Stored entries
⁂

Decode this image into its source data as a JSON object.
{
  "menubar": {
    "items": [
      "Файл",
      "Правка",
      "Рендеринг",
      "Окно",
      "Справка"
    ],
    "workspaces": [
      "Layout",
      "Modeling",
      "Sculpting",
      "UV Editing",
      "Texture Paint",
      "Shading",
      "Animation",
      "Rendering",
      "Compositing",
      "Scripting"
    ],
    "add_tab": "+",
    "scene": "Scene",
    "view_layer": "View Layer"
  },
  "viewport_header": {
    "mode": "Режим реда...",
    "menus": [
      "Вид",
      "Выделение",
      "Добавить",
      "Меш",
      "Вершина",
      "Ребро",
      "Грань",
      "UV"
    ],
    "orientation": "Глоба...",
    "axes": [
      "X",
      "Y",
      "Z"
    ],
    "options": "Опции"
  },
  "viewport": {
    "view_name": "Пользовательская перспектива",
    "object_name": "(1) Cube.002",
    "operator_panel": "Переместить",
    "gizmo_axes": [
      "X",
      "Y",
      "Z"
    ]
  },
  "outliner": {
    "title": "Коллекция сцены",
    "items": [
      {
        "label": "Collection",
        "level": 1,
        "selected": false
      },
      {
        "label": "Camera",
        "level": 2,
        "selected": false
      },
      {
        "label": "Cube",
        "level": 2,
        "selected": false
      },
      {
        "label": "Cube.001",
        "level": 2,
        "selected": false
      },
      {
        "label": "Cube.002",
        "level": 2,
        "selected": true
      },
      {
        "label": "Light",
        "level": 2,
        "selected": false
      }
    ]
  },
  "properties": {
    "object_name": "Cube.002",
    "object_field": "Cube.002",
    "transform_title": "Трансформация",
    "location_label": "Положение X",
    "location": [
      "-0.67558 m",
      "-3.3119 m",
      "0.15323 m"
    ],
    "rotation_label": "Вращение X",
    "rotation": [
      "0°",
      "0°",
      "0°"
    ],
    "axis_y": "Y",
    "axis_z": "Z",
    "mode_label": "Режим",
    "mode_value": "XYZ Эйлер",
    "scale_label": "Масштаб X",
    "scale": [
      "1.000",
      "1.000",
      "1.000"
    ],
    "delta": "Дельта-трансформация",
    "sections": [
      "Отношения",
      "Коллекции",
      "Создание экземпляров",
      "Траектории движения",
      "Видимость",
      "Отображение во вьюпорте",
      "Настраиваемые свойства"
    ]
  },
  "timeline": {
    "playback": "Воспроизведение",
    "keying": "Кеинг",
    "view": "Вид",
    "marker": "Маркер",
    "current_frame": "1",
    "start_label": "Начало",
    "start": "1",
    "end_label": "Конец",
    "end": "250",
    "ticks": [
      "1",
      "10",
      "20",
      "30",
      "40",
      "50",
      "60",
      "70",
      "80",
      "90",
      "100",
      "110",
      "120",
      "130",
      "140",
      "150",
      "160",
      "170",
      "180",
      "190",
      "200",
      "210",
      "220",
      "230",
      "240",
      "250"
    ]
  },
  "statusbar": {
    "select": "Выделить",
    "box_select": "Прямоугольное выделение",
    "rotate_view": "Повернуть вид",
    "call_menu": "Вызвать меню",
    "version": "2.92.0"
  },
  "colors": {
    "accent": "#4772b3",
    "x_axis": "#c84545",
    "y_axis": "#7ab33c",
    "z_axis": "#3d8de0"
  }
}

⁂

== Exercise task ==
Extract all the entries word for word.

== Complete answer ==
Decode this image into its source data as a JSON object.
{
  "menubar": {
    "items": [
      "Файл",
      "Правка",
      "Рендеринг",
      "Окно",
      "Справка"
    ],
    "workspaces": [
      "Layout",
      "Modeling",
      "Sculpting",
      "UV Editing",
      "Texture Paint",
      "Shading",
      "Animation",
      "Rendering",
      "Compositing",
      "Scripting"
    ],
    "add_tab": "+",
    "scene": "Scene",
    "view_layer": "View Layer"
  },
  "viewport_header": {
    "mode": "Режим реда...",
    "menus": [
      "Вид",
      "Выделение",
      "Добавить",
      "Меш",
      "Вершина",
      "Ребро",
      "Грань",
      "UV"
    ],
    "orientation": "Глоба...",
    "axes": [
      "X",
      "Y",
      "Z"
    ],
    "options": "Опции"
  },
  "viewport": {
    "view_name": "Пользовательская перспектива",
    "object_name": "(1) Cube.002",
    "operator_panel": "Переместить",
    "gizmo_axes": [
      "X",
      "Y",
      "Z"
    ]
  },
  "outliner": {
    "title": "Коллекция сцены",
    "items": [
      {
        "label": "Collection",
        "level": 1,
        "selected": false
      },
      {
        "label": "Camera",
        "level": 2,
        "selected": false
      },
      {
        "label": "Cube",
        "level": 2,
        "selected": false
      },
      {
        "label": "Cube.001",
        "level": 2,
        "selected": false
      },
      {
        "label": "Cube.002",
        "level": 2,
        "selected": true
      },
      {
        "label": "Light",
        "level": 2,
        "selected": false
      }
    ]
  },
  "properties": {
    "object_name": "Cube.002",
    "object_field": "Cube.002",
    "transform_title": "Трансформация",
    "location_label": "Положение X",
    "location": [
      "-0.67558 m",
      "-3.3119 m",
      "0.15323 m"
    ],
    "rotation_label": "Вращение X",
    "rotation": [
      "0°",
      "0°",
      "0°"
    ],
    "axis_y": "Y",
    "axis_z": "Z",
    "mode_label": "Режим",
    "mode_value": "XYZ Эйлер",
    "scale_label": "Масштаб X",
    "scale": [
      "1.000",
      "1.000",
      "1.000"
    ],
    "delta": "Дельта-трансформация",
    "sections": [
      "Отношения",
      "Коллекции",
      "Создание экземпляров",
      "Траектории движения",
      "Видимость",
      "Отображение во вьюпорте",
      "Настраиваемые свойства"
    ]
  },
  "timeline": {
    "playback": "Воспроизведение",
    "keying": "Кеинг",
    "view": "Вид",
    "marker": "Маркер",
    "current_frame": "1",
    "start_label": "Начало",
    "start": "1",
    "end_label": "Конец",
    "end": "250",
    "ticks": [
      "1",
      "10",
      "20",
      "30",
      "40",
      "50",
      "60",
      "70",
      "80",
      "90",
      "100",
      "110",
      "120",
      "130",
      "140",
      "150",
      "160",
      "170",
      "180",
      "190",
      "200",
      "210",
      "220",
      "230",
      "240",
      "250"
    ]
  },
  "statusbar": {
    "select": "Выделить",
    "box_select": "Прямоугольное выделение",
    "rotate_view": "Повернуть вид",
    "call_menu": "Вызвать меню",
    "version": "2.92.0"
  },
  "colors": {
    "accent": "#4772b3",
    "x_axis": "#c84545",
    "y_axis": "#7ab33c",
    "z_axis": "#3d8de0"
  }
}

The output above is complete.